--- START Given records ---

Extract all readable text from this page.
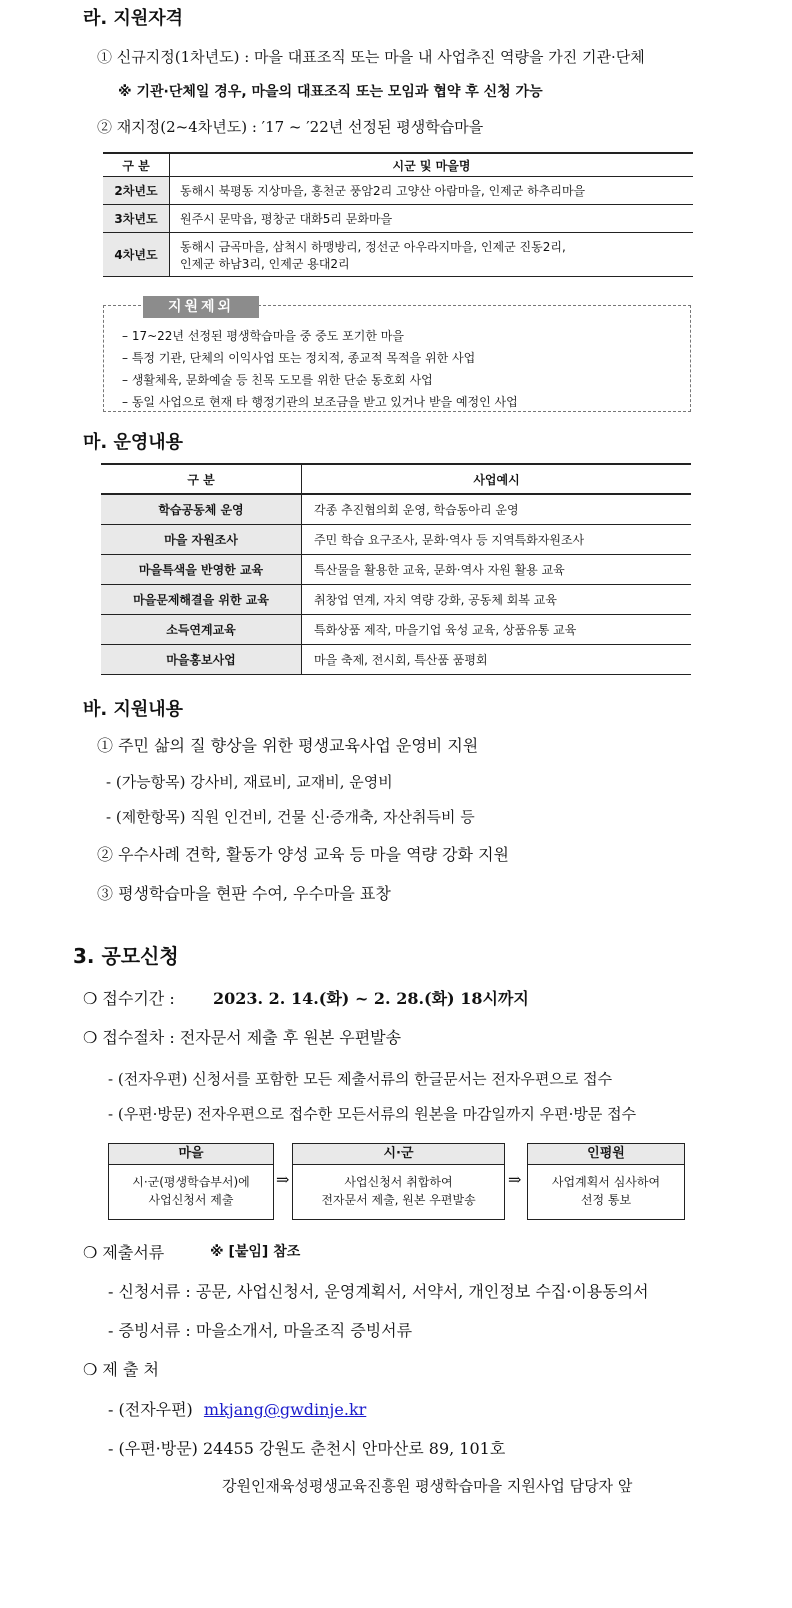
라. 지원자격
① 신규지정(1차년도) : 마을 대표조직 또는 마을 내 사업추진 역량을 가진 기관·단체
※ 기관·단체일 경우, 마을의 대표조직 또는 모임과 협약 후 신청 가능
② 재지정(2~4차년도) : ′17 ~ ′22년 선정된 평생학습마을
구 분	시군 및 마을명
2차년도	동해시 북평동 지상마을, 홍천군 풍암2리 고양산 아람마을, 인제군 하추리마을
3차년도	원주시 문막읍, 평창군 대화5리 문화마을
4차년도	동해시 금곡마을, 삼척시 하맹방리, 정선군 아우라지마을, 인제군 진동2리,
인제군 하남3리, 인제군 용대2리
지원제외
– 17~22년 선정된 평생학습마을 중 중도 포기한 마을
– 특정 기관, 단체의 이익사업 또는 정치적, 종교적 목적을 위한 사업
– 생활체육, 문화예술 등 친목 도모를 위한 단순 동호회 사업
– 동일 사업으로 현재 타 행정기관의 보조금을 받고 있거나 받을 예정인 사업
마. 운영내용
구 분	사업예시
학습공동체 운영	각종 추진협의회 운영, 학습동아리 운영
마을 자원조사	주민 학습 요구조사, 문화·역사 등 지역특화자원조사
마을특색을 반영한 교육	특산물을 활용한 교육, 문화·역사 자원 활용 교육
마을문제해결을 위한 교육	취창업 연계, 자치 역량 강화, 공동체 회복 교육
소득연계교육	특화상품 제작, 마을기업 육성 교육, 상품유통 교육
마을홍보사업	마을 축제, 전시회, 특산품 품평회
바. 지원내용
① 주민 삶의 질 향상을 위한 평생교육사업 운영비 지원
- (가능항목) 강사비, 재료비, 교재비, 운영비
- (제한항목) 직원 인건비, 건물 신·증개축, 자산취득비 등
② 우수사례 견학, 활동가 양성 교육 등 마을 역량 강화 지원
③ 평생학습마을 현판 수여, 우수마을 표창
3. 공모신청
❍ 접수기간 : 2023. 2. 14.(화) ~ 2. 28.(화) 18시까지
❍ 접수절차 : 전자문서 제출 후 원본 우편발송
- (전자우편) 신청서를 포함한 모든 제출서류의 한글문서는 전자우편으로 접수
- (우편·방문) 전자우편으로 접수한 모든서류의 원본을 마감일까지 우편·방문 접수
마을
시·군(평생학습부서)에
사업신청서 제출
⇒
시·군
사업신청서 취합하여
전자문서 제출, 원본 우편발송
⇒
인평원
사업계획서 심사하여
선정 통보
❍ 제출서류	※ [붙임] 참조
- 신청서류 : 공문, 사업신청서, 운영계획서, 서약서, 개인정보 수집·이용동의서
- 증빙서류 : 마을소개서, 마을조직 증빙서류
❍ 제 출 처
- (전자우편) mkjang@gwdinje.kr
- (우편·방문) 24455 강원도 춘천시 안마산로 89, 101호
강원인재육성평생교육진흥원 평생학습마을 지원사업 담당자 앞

--- END Given records ---
--- START Given records ---

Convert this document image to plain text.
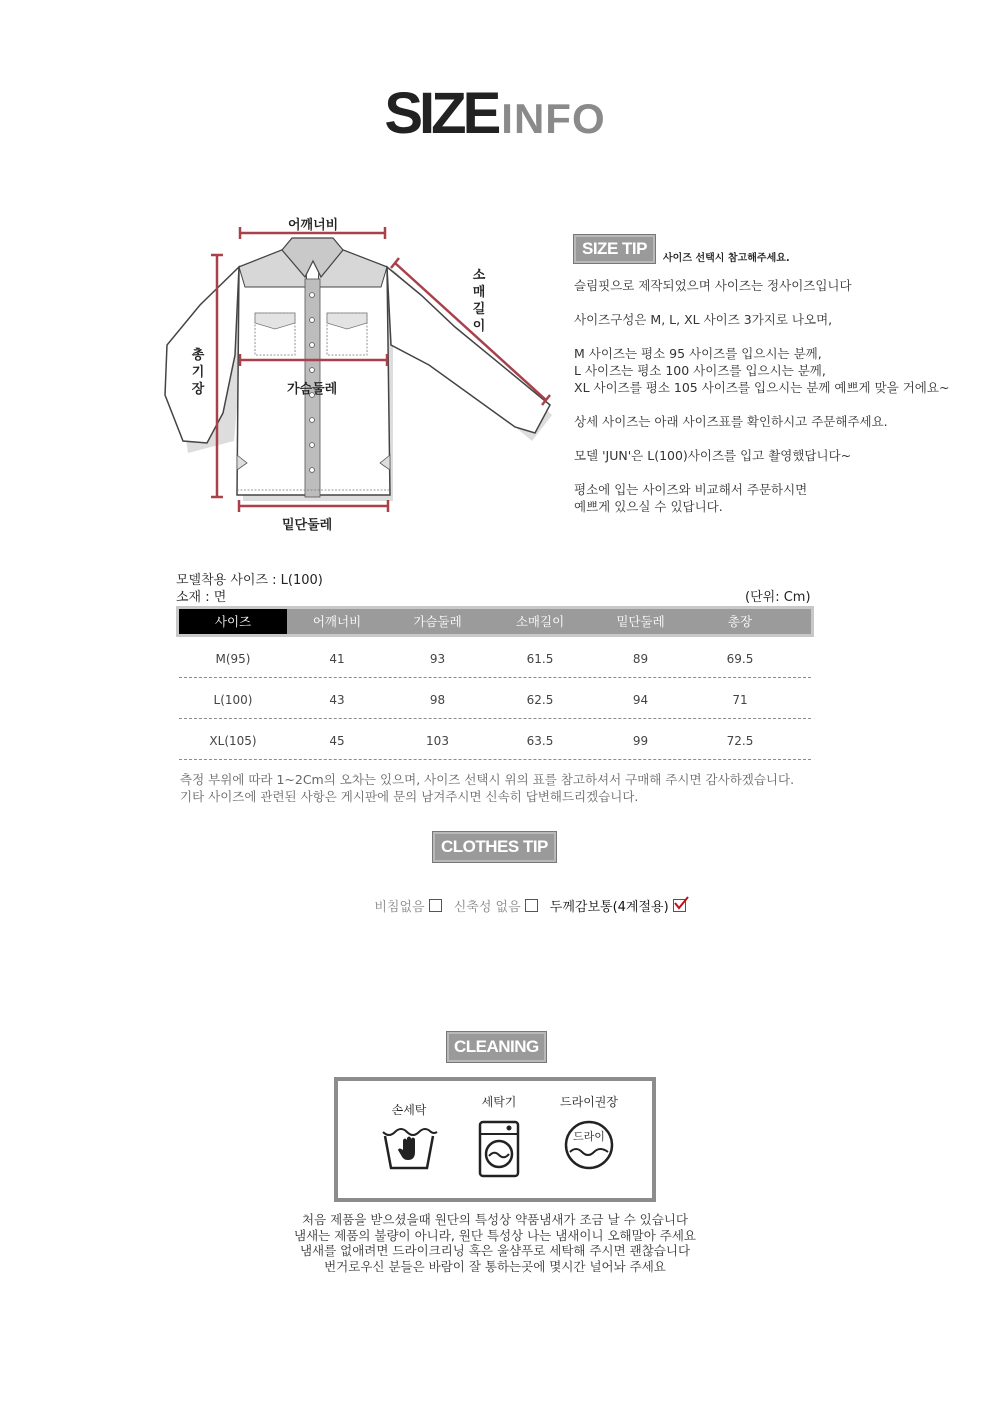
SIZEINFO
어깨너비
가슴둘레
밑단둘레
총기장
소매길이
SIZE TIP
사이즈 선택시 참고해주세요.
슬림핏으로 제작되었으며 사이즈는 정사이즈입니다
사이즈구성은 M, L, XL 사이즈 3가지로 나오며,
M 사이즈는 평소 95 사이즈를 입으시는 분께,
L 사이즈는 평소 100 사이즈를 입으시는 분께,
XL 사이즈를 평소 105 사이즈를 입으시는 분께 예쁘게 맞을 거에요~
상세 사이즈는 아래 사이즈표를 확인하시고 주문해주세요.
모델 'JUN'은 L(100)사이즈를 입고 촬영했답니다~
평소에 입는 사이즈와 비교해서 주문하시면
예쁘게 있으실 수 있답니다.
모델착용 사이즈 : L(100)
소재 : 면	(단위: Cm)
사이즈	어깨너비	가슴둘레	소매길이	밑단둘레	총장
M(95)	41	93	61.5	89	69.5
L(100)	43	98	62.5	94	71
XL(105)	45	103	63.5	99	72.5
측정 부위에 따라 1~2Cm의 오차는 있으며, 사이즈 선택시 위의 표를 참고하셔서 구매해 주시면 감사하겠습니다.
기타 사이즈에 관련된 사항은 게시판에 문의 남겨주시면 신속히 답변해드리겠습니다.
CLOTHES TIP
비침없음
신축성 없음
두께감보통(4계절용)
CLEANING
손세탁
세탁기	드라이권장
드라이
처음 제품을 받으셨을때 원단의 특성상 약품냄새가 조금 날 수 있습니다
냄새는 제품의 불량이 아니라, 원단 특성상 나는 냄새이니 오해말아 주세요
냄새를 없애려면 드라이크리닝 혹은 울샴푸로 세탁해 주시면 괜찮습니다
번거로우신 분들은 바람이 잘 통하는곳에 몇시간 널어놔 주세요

--- END Given records ---

**Written request**
Using the listing, copy every line where the word "사이즈는" shows up.

**Full solution**
슬림핏으로 제작되었으며 사이즈는 정사이즈입니다
M 사이즈는 평소 95 사이즈를 입으시는 분께,
L 사이즈는 평소 100 사이즈를 입으시는 분께,
상세 사이즈는 아래 사이즈표를 확인하시고 주문해주세요.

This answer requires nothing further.